[Begin DATA SHOWN]
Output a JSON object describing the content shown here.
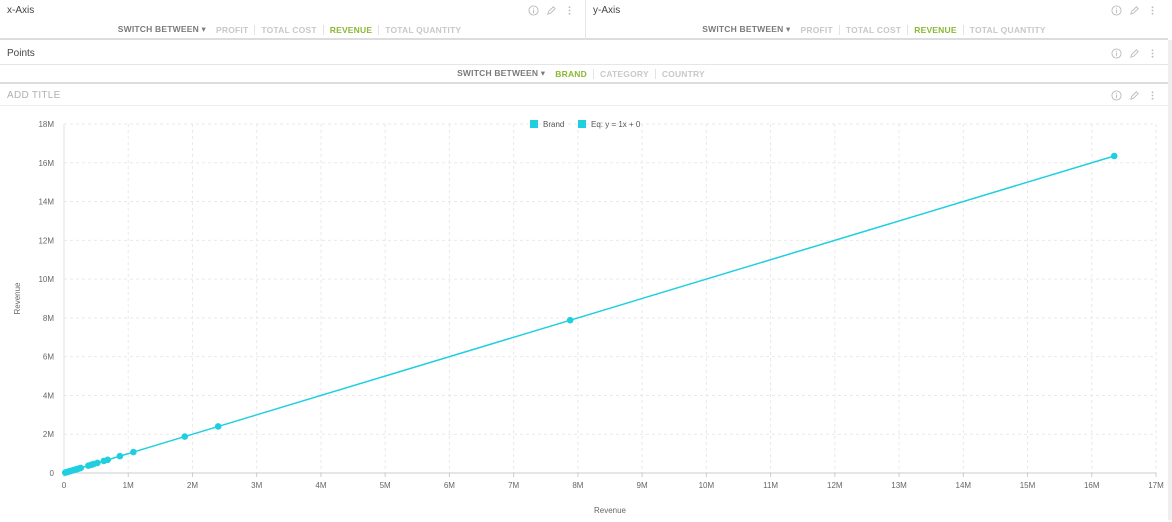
{
  "xaxis_panel": {
    "title": "x-Axis",
    "switch_label": "SWITCH BETWEEN",
    "options": [
      "PROFIT",
      "TOTAL COST",
      "REVENUE",
      "TOTAL QUANTITY"
    ],
    "active": "REVENUE"
  },
  "yaxis_panel": {
    "title": "y-Axis",
    "switch_label": "SWITCH BETWEEN",
    "options": [
      "PROFIT",
      "TOTAL COST",
      "REVENUE",
      "TOTAL QUANTITY"
    ],
    "active": "REVENUE"
  },
  "points_panel": {
    "title": "Points",
    "switch_label": "SWITCH BETWEEN",
    "options": [
      "BRAND",
      "CATEGORY",
      "COUNTRY"
    ],
    "active": "BRAND"
  },
  "chart_panel": {
    "title": "ADD TITLE"
  },
  "colors": {
    "accent_active": "#8ab833",
    "series": "#1fcfe0",
    "grid": "#e9e9e9"
  },
  "chart_data": {
    "type": "scatter",
    "title": "",
    "xlabel": "Revenue",
    "ylabel": "Revenue",
    "xlim": [
      0,
      17000000
    ],
    "ylim": [
      0,
      18000000
    ],
    "x_ticks": [
      0,
      1000000,
      2000000,
      3000000,
      4000000,
      5000000,
      6000000,
      7000000,
      8000000,
      9000000,
      10000000,
      11000000,
      12000000,
      13000000,
      14000000,
      15000000,
      16000000,
      17000000
    ],
    "x_tick_labels": [
      "0",
      "1M",
      "2M",
      "3M",
      "4M",
      "5M",
      "6M",
      "7M",
      "8M",
      "9M",
      "10M",
      "11M",
      "12M",
      "13M",
      "14M",
      "15M",
      "16M",
      "17M"
    ],
    "y_ticks": [
      0,
      2000000,
      4000000,
      6000000,
      8000000,
      10000000,
      12000000,
      14000000,
      16000000,
      18000000
    ],
    "y_tick_labels": [
      "0",
      "2M",
      "4M",
      "6M",
      "8M",
      "10M",
      "12M",
      "14M",
      "16M",
      "18M"
    ],
    "grid": true,
    "legend_position": "top-center",
    "series": [
      {
        "name": "Brand",
        "color": "#1fcfe0",
        "points": [
          [
            20000,
            20000
          ],
          [
            40000,
            40000
          ],
          [
            60000,
            60000
          ],
          [
            80000,
            80000
          ],
          [
            100000,
            100000
          ],
          [
            120000,
            120000
          ],
          [
            150000,
            150000
          ],
          [
            180000,
            180000
          ],
          [
            200000,
            200000
          ],
          [
            230000,
            230000
          ],
          [
            260000,
            260000
          ],
          [
            380000,
            380000
          ],
          [
            420000,
            420000
          ],
          [
            460000,
            460000
          ],
          [
            520000,
            520000
          ],
          [
            620000,
            620000
          ],
          [
            680000,
            680000
          ],
          [
            870000,
            870000
          ],
          [
            1080000,
            1080000
          ],
          [
            1880000,
            1880000
          ],
          [
            2400000,
            2400000
          ],
          [
            7880000,
            7880000
          ],
          [
            16350000,
            16350000
          ]
        ]
      },
      {
        "name": "Eq: y = 1x + 0",
        "color": "#1fcfe0",
        "type": "line",
        "slope": 1,
        "intercept": 0
      }
    ]
  }
}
[End DATA SHOWN]
All records above are to be printed exactly, minus the pictures they contain.

Output a JSON object describing the content shown here.
{
  "xaxis_panel": {
    "title": "x-Axis",
    "switch_label": "SWITCH BETWEEN",
    "options": [
      "PROFIT",
      "TOTAL COST",
      "REVENUE",
      "TOTAL QUANTITY"
    ],
    "active": "REVENUE"
  },
  "yaxis_panel": {
    "title": "y-Axis",
    "switch_label": "SWITCH BETWEEN",
    "options": [
      "PROFIT",
      "TOTAL COST",
      "REVENUE",
      "TOTAL QUANTITY"
    ],
    "active": "REVENUE"
  },
  "points_panel": {
    "title": "Points",
    "switch_label": "SWITCH BETWEEN",
    "options": [
      "BRAND",
      "CATEGORY",
      "COUNTRY"
    ],
    "active": "BRAND"
  },
  "chart_panel": {
    "title": "ADD TITLE"
  },
  "colors": {
    "accent_active": "#8ab833",
    "series": "#1fcfe0",
    "grid": "#e9e9e9"
  },
  "chart_data": {
    "type": "scatter",
    "title": "",
    "xlabel": "Revenue",
    "ylabel": "Revenue",
    "xlim": [
      0,
      17000000
    ],
    "ylim": [
      0,
      18000000
    ],
    "x_ticks": [
      0,
      1000000,
      2000000,
      3000000,
      4000000,
      5000000,
      6000000,
      7000000,
      8000000,
      9000000,
      10000000,
      11000000,
      12000000,
      13000000,
      14000000,
      15000000,
      16000000,
      17000000
    ],
    "x_tick_labels": [
      "0",
      "1M",
      "2M",
      "3M",
      "4M",
      "5M",
      "6M",
      "7M",
      "8M",
      "9M",
      "10M",
      "11M",
      "12M",
      "13M",
      "14M",
      "15M",
      "16M",
      "17M"
    ],
    "y_ticks": [
      0,
      2000000,
      4000000,
      6000000,
      8000000,
      10000000,
      12000000,
      14000000,
      16000000,
      18000000
    ],
    "y_tick_labels": [
      "0",
      "2M",
      "4M",
      "6M",
      "8M",
      "10M",
      "12M",
      "14M",
      "16M",
      "18M"
    ],
    "grid": true,
    "legend_position": "top-center",
    "series": [
      {
        "name": "Brand",
        "color": "#1fcfe0",
        "points": [
          [
            20000,
            20000
          ],
          [
            40000,
            40000
          ],
          [
            60000,
            60000
          ],
          [
            80000,
            80000
          ],
          [
            100000,
            100000
          ],
          [
            120000,
            120000
          ],
          [
            150000,
            150000
          ],
          [
            180000,
            180000
          ],
          [
            200000,
            200000
          ],
          [
            230000,
            230000
          ],
          [
            260000,
            260000
          ],
          [
            380000,
            380000
          ],
          [
            420000,
            420000
          ],
          [
            460000,
            460000
          ],
          [
            520000,
            520000
          ],
          [
            620000,
            620000
          ],
          [
            680000,
            680000
          ],
          [
            870000,
            870000
          ],
          [
            1080000,
            1080000
          ],
          [
            1880000,
            1880000
          ],
          [
            2400000,
            2400000
          ],
          [
            7880000,
            7880000
          ],
          [
            16350000,
            16350000
          ]
        ]
      },
      {
        "name": "Eq: y = 1x + 0",
        "color": "#1fcfe0",
        "type": "line",
        "slope": 1,
        "intercept": 0
      }
    ]
  }
}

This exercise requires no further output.